== THE TASK ==
Show all lines from the data that include the word "Solution".

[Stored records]
________________________________________

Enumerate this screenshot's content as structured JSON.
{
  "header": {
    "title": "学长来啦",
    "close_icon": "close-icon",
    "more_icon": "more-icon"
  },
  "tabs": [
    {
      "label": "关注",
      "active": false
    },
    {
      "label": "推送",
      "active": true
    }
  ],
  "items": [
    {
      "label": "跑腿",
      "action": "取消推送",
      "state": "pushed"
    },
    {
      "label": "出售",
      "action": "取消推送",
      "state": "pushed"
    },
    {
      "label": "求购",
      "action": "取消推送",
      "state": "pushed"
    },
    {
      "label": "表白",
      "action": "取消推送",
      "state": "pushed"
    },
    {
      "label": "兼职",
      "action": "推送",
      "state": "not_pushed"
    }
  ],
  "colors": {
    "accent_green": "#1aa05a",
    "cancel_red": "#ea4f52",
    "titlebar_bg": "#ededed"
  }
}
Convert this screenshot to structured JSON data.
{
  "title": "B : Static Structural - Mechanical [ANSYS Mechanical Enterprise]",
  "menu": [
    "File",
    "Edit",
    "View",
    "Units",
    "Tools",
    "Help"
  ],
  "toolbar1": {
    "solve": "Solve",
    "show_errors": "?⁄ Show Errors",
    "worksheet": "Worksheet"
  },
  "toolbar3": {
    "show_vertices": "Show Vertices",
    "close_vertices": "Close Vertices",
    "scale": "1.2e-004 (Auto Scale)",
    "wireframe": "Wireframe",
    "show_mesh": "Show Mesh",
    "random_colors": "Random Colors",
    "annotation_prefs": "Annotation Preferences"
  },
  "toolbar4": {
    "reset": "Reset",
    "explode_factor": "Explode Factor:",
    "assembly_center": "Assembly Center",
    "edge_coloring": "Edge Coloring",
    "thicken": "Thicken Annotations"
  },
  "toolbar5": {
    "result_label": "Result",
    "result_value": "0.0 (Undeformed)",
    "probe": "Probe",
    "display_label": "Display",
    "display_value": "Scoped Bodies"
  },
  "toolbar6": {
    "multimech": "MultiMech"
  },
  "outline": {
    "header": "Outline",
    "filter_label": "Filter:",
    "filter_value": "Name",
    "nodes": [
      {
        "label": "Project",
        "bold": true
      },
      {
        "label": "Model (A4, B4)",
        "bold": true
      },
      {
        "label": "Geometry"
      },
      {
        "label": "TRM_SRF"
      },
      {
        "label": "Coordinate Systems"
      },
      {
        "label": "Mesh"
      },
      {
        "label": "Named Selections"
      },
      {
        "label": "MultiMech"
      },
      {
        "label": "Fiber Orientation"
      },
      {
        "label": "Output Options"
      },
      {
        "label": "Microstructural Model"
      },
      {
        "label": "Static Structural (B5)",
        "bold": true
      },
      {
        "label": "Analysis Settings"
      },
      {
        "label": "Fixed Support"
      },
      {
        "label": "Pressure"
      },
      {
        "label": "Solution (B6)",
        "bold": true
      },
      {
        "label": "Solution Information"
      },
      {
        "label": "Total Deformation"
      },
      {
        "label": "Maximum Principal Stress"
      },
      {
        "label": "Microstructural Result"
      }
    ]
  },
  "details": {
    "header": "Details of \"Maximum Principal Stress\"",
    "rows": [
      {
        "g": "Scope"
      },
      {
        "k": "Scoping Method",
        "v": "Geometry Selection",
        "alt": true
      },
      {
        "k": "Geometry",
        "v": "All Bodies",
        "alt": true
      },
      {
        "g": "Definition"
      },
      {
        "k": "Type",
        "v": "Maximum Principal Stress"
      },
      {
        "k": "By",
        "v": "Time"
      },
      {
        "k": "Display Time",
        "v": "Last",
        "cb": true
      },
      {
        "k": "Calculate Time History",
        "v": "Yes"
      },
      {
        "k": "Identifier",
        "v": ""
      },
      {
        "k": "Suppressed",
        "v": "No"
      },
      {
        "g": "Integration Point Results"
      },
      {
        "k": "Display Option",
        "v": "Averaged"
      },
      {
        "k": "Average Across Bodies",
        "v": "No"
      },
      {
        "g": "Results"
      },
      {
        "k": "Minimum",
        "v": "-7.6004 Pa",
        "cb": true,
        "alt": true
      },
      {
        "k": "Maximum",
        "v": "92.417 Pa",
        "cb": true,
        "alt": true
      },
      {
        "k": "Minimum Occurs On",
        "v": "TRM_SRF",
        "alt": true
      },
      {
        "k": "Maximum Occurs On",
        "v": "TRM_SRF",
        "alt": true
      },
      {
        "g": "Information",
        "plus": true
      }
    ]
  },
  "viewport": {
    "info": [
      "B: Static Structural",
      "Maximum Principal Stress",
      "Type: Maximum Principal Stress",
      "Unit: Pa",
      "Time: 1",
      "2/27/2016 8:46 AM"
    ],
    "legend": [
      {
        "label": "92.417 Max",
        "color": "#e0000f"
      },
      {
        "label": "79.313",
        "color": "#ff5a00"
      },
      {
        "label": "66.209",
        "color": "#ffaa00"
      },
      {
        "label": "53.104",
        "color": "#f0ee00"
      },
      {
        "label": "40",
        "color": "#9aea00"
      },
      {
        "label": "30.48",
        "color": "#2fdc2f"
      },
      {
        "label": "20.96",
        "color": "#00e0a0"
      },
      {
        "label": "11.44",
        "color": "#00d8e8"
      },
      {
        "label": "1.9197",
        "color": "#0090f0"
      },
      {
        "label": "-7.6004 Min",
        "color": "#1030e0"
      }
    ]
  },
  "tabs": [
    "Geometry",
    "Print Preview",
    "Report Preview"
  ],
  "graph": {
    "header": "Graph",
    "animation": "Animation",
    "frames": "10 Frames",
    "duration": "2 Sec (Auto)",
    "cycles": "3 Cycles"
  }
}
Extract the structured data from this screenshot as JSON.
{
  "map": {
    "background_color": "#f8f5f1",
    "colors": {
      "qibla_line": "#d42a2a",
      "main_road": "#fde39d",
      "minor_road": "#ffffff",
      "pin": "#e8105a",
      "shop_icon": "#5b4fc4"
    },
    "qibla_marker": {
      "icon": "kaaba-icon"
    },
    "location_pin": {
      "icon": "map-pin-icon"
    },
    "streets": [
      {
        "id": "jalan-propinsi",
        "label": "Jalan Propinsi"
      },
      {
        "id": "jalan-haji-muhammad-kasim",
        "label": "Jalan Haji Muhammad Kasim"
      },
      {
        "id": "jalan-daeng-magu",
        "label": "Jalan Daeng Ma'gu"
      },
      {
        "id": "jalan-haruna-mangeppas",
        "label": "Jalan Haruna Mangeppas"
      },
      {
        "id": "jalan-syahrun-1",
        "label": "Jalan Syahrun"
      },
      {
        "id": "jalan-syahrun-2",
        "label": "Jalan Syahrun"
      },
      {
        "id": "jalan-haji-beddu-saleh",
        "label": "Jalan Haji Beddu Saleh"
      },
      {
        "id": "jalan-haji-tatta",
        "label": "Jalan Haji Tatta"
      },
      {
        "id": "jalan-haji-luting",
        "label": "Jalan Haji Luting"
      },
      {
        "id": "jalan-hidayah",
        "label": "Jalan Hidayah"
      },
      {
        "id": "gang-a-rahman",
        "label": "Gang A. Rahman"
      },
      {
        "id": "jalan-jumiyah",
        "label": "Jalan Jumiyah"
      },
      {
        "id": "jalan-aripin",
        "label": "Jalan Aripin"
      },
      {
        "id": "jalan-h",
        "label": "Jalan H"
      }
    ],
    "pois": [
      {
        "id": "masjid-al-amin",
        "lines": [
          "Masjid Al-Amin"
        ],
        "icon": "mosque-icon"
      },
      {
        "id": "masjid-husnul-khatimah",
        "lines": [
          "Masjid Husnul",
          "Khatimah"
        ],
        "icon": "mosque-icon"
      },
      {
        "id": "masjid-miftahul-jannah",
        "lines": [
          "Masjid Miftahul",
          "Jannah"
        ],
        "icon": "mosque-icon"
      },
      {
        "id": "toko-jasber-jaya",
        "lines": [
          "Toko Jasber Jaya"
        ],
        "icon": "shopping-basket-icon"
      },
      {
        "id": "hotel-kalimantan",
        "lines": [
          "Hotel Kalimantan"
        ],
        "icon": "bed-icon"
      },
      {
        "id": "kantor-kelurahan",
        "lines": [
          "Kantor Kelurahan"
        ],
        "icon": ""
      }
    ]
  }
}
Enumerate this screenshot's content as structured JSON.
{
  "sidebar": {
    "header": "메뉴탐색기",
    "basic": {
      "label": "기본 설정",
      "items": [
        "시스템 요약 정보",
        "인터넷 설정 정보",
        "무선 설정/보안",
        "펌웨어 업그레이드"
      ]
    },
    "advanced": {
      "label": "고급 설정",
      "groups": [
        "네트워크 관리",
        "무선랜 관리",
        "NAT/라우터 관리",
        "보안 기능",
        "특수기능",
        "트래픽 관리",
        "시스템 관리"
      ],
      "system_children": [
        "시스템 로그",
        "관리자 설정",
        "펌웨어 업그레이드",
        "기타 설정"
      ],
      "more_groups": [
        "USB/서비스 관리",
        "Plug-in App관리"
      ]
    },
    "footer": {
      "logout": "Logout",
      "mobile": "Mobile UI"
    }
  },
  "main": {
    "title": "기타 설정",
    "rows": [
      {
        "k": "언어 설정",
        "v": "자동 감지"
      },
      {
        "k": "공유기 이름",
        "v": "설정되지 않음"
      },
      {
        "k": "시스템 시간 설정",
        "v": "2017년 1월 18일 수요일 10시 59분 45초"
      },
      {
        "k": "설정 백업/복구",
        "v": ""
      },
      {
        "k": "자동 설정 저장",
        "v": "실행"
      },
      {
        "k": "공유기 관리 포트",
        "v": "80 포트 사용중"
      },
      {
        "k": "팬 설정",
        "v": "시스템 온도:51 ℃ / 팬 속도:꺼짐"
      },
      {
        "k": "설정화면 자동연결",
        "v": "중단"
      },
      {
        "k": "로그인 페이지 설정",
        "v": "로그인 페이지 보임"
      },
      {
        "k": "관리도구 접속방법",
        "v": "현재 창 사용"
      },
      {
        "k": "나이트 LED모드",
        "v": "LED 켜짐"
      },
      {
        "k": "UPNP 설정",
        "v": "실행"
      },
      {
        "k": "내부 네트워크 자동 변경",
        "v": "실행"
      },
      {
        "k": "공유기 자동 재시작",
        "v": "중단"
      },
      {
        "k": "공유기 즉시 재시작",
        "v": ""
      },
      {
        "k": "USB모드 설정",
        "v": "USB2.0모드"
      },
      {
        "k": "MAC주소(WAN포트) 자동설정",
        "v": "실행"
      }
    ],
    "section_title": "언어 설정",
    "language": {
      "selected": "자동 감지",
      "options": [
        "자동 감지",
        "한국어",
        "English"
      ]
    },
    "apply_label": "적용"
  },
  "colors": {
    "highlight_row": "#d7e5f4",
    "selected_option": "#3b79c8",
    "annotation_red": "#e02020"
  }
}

________________________________________

== TASK ANSWER ==
        "label": "Solution (B6)",
        "label": "Solution Information"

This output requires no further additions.